> **RAW DATA**
— begin —

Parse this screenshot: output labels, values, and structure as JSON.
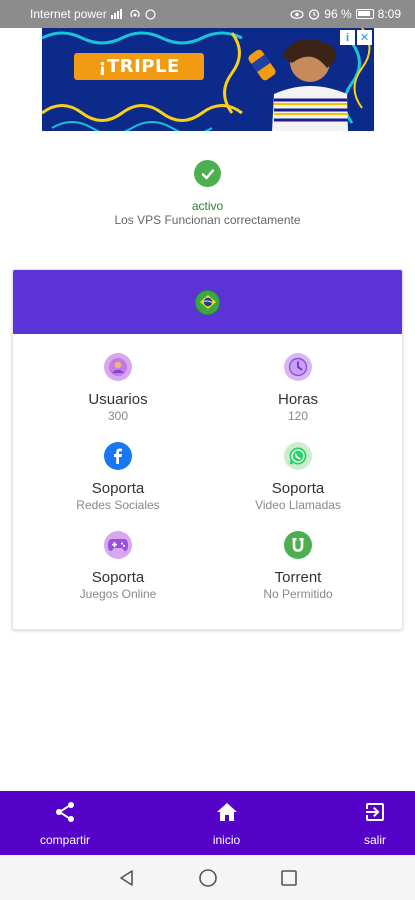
{
  "status_bar": {
    "carrier": "Internet power",
    "battery": "96 %",
    "time": "8:09"
  },
  "ad": {
    "brand_text": "¡TRIPLE",
    "info_icon": "info-icon",
    "close_icon": "close-icon"
  },
  "server_status": {
    "label": "activo",
    "message": "Los VPS Funcionan correctamente"
  },
  "card": {
    "flag": "brazil-flag",
    "features": [
      {
        "icon": "user-icon",
        "title": "Usuarios",
        "value": "300"
      },
      {
        "icon": "clock-icon",
        "title": "Horas",
        "value": "120"
      },
      {
        "icon": "facebook-icon",
        "title": "Soporta",
        "value": "Redes Sociales"
      },
      {
        "icon": "whatsapp-icon",
        "title": "Soporta",
        "value": "Video Llamadas"
      },
      {
        "icon": "gamepad-icon",
        "title": "Soporta",
        "value": "Juegos Online"
      },
      {
        "icon": "torrent-icon",
        "title": "Torrent",
        "value": "No Permitido"
      }
    ]
  },
  "bottom_nav": {
    "share": "compartir",
    "home": "inicio",
    "exit": "salir"
  },
  "colors": {
    "primary": "#5603c9",
    "header": "#5b33d6",
    "active": "#4caf50"
  }
}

— end —

> **WRITTEN REQUEST**
Print out the material word for word, omitting the pictures.

> **CORRECT OUTPUT**
Parse this screenshot: output labels, values, and structure as JSON.
{
  "status_bar": {
    "carrier": "Internet power",
    "battery": "96 %",
    "time": "8:09"
  },
  "ad": {
    "brand_text": "¡TRIPLE",
    "info_icon": "info-icon",
    "close_icon": "close-icon"
  },
  "server_status": {
    "label": "activo",
    "message": "Los VPS Funcionan correctamente"
  },
  "card": {
    "flag": "brazil-flag",
    "features": [
      {
        "icon": "user-icon",
        "title": "Usuarios",
        "value": "300"
      },
      {
        "icon": "clock-icon",
        "title": "Horas",
        "value": "120"
      },
      {
        "icon": "facebook-icon",
        "title": "Soporta",
        "value": "Redes Sociales"
      },
      {
        "icon": "whatsapp-icon",
        "title": "Soporta",
        "value": "Video Llamadas"
      },
      {
        "icon": "gamepad-icon",
        "title": "Soporta",
        "value": "Juegos Online"
      },
      {
        "icon": "torrent-icon",
        "title": "Torrent",
        "value": "No Permitido"
      }
    ]
  },
  "bottom_nav": {
    "share": "compartir",
    "home": "inicio",
    "exit": "salir"
  },
  "colors": {
    "primary": "#5603c9",
    "header": "#5b33d6",
    "active": "#4caf50"
  }
}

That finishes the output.